*Data provided:*

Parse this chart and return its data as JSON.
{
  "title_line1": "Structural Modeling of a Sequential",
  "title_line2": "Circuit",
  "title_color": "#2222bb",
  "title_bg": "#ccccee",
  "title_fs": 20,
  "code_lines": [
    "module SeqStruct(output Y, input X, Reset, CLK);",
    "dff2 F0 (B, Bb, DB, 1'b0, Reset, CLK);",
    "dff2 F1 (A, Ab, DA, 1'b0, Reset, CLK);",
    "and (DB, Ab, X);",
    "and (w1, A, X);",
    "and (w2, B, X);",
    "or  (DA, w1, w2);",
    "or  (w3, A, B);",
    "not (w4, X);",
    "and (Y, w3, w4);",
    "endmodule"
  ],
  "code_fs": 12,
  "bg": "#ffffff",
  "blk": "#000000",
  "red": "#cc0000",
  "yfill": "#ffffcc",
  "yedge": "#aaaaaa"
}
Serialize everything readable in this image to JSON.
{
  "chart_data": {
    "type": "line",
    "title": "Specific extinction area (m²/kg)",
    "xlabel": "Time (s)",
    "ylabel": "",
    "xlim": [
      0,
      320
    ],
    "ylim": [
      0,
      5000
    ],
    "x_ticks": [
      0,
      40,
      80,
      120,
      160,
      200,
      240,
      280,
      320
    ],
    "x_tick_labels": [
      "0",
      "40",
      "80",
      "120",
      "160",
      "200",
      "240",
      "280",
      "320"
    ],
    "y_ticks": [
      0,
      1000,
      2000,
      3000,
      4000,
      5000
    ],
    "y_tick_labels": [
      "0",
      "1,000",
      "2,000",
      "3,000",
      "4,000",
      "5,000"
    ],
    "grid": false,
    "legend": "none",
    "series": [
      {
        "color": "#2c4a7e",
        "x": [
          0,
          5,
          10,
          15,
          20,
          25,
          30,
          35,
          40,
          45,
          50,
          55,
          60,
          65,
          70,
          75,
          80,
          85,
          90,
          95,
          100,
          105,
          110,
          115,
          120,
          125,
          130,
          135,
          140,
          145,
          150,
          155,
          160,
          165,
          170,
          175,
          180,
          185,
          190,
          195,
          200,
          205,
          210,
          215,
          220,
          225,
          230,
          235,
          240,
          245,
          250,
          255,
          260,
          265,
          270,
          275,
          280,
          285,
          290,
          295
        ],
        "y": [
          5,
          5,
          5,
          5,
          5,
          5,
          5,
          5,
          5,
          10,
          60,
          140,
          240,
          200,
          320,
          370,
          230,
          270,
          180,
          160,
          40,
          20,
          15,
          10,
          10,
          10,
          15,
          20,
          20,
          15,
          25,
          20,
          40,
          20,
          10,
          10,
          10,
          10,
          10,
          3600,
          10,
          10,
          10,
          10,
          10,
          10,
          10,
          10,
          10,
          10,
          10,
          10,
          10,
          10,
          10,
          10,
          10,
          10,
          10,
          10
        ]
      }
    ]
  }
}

*Exercise aim:*
Copy every line above that includes the string "JSON".

*Reply:*
Parse this chart and return its data as JSON.
Serialize everything readable in this image to JSON.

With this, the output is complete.